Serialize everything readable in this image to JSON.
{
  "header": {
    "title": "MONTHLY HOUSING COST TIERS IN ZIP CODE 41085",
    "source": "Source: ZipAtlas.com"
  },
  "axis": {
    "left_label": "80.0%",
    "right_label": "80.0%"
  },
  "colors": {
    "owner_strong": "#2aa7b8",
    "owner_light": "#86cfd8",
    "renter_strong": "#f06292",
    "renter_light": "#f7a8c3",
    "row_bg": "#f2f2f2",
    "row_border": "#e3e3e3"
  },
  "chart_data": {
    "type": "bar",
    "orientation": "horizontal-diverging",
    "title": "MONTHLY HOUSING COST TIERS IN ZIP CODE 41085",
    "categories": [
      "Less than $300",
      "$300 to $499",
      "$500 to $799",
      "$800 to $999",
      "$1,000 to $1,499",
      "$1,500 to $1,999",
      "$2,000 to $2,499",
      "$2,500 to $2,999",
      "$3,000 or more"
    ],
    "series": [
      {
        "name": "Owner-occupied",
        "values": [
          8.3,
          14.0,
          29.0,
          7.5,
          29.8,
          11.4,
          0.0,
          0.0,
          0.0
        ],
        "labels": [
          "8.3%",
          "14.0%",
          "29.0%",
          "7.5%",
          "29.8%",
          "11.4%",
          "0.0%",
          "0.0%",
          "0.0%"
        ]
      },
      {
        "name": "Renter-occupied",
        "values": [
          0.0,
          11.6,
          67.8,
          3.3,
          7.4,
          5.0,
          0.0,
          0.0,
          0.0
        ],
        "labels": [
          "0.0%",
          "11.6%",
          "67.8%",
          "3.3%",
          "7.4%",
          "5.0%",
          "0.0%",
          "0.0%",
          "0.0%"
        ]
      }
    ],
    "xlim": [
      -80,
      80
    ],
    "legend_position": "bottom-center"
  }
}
★ ★ ★ ★
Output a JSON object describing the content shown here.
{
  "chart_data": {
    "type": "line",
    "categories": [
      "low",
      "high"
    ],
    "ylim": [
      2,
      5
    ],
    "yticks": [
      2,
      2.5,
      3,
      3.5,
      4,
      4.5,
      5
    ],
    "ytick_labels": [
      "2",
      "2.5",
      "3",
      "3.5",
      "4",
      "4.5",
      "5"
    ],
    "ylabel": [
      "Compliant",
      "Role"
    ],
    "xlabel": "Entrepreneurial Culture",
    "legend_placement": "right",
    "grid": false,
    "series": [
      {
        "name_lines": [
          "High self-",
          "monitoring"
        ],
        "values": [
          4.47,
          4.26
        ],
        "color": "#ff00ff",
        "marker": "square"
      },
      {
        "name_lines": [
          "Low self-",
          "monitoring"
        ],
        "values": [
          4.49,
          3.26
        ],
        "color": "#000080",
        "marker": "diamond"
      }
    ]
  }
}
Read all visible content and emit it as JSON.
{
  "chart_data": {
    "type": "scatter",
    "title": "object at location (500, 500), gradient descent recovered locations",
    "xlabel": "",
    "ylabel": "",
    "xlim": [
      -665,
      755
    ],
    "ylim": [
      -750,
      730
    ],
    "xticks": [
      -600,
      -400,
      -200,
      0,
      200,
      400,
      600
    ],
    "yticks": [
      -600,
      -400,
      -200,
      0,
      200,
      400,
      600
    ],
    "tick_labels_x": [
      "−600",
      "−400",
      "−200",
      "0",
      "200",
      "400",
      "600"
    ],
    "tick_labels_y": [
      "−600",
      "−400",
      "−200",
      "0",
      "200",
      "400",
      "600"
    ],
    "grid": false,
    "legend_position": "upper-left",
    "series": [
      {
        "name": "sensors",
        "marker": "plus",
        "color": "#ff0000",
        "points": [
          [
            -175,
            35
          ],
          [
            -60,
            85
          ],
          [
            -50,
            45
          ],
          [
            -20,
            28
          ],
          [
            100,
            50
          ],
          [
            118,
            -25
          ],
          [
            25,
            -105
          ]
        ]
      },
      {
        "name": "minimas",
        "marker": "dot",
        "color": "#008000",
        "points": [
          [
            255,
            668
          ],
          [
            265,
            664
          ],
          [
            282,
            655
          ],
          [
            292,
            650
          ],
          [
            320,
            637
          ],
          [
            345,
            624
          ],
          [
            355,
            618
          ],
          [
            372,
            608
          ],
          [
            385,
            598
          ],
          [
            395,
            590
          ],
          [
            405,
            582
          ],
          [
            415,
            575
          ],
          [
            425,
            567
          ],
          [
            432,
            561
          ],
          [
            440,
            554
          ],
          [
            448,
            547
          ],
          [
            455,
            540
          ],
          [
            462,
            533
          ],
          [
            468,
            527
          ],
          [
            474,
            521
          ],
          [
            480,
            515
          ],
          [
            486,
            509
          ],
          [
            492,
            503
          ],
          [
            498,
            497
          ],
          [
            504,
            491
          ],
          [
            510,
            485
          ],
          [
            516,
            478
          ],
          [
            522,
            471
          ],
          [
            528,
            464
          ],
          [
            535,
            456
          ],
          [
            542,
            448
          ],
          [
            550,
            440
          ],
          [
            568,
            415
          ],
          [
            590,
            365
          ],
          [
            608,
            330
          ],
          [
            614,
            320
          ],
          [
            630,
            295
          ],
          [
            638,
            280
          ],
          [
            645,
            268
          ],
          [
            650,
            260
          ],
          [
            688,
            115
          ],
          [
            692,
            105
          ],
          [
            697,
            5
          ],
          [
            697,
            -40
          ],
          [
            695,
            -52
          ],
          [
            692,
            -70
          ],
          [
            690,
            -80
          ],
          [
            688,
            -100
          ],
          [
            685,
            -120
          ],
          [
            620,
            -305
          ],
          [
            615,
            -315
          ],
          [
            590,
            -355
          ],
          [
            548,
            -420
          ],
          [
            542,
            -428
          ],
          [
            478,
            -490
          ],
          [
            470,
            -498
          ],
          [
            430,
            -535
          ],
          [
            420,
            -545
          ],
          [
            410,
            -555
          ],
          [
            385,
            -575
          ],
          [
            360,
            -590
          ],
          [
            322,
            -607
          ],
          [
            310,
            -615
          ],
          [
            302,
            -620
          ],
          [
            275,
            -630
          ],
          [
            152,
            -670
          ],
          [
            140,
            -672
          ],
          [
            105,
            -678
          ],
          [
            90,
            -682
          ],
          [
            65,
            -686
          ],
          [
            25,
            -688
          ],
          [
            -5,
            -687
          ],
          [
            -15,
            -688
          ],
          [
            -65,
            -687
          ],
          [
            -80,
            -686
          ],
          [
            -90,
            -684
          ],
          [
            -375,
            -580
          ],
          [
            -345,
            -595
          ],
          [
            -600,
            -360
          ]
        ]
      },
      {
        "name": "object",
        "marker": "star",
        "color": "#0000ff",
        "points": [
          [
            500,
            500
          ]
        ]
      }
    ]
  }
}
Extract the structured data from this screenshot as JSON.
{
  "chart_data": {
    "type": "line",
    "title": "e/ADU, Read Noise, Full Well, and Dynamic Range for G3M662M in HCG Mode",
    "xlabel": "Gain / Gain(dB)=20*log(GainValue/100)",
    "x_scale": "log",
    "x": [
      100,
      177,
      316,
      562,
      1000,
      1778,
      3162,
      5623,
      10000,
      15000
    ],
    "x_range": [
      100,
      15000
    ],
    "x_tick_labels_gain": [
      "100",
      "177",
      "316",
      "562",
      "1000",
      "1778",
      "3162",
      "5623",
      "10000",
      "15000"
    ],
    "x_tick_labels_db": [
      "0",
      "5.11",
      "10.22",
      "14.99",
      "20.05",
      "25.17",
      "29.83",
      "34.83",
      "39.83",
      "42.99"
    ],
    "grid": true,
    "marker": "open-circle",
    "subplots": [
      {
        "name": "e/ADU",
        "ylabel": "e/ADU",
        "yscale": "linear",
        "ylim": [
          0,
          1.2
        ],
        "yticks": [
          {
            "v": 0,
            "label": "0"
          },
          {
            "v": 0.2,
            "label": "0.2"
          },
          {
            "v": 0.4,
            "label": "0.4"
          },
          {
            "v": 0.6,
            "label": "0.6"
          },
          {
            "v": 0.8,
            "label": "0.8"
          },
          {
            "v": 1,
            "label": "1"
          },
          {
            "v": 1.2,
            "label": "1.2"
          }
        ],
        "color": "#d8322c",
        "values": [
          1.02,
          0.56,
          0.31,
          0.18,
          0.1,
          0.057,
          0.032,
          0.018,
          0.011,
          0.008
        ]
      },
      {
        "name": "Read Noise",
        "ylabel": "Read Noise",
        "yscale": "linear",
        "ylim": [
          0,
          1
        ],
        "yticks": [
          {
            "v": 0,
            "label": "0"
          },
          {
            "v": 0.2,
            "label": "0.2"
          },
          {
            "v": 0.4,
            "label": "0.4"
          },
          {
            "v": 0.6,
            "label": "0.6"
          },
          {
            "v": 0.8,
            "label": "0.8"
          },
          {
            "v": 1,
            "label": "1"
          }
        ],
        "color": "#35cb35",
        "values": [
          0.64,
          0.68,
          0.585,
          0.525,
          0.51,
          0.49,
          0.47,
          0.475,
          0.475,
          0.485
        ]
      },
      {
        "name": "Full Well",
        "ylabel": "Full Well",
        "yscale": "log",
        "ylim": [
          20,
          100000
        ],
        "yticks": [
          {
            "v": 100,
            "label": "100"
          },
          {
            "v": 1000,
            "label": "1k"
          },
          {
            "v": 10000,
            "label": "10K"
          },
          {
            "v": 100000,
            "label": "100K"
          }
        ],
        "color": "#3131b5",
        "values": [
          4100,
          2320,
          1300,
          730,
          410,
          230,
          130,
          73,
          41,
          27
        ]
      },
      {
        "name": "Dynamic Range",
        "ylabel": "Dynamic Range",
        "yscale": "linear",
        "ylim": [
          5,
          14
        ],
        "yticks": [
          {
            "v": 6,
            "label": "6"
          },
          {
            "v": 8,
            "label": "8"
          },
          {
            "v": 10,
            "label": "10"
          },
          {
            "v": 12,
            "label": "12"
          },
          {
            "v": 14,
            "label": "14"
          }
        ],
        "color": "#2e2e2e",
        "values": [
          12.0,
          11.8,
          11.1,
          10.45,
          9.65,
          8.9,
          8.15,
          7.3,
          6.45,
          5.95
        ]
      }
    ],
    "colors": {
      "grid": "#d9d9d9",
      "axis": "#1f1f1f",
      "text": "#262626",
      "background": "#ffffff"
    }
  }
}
★ ★ ★ ★
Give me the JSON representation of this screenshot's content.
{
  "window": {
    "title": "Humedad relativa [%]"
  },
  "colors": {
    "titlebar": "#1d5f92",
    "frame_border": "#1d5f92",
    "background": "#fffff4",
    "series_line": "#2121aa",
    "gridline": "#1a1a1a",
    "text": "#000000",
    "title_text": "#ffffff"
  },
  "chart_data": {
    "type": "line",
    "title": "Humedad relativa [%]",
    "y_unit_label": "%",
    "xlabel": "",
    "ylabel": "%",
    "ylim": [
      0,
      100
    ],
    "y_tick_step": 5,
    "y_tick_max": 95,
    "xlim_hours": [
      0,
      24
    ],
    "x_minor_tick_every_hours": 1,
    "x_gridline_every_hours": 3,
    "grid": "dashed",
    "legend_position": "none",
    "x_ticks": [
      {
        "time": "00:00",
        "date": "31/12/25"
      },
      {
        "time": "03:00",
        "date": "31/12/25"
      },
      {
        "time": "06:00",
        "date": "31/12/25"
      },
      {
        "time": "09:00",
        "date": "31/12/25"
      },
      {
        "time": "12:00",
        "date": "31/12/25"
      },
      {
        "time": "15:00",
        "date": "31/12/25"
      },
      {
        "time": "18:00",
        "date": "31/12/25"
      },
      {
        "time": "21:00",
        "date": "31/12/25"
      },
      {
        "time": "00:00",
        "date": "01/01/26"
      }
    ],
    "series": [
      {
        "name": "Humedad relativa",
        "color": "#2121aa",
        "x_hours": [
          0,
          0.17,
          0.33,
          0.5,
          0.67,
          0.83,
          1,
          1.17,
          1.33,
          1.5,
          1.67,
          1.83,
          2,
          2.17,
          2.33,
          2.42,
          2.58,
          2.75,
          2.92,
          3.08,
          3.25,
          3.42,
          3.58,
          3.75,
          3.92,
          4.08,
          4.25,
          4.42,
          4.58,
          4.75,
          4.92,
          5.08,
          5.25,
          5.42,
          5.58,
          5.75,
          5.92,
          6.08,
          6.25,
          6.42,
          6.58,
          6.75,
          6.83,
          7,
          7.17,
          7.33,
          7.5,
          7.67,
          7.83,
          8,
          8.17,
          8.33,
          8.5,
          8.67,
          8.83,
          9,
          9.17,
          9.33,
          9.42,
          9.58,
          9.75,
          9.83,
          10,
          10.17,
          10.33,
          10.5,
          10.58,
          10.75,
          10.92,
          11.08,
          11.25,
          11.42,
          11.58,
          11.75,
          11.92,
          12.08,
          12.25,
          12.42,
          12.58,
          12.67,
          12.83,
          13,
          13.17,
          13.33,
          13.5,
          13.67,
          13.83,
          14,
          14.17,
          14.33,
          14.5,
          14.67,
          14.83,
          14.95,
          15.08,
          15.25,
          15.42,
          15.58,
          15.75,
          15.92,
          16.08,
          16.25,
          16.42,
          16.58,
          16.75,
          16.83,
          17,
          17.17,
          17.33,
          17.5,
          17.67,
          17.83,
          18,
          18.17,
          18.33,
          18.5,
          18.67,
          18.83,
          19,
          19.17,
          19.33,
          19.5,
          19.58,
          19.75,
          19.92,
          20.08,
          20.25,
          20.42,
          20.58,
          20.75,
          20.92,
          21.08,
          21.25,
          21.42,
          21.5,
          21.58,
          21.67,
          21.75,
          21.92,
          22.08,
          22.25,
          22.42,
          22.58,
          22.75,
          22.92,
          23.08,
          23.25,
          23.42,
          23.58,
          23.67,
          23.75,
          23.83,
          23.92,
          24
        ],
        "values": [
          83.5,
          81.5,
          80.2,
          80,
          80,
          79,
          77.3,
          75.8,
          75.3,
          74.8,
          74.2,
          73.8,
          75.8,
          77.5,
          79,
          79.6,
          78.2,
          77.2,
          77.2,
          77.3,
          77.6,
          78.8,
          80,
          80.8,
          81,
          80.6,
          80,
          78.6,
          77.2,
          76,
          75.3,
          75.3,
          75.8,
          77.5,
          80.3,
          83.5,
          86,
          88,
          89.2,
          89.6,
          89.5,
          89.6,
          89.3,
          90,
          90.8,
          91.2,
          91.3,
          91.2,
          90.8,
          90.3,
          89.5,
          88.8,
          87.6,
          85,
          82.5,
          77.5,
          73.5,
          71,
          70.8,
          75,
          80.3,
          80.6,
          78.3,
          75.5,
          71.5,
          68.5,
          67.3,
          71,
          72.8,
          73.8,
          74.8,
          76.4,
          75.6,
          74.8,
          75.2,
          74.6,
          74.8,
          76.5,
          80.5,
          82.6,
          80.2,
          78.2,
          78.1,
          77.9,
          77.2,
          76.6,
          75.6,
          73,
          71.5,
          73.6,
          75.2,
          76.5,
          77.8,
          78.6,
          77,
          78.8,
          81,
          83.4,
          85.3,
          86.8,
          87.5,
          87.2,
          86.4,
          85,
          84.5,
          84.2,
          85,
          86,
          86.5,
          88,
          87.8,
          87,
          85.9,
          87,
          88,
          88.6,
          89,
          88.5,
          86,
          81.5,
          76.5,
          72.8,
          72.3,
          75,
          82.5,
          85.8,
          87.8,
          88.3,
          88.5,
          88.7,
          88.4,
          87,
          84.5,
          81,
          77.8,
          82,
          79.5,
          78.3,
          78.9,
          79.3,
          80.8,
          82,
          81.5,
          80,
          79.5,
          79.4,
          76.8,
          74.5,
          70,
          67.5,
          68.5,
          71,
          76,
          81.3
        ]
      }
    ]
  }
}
★ ★ ★ ★
◆ What to work on
Say how many lines of the data include the string "time". Nothing other than the number should be given.

◆ Task result
9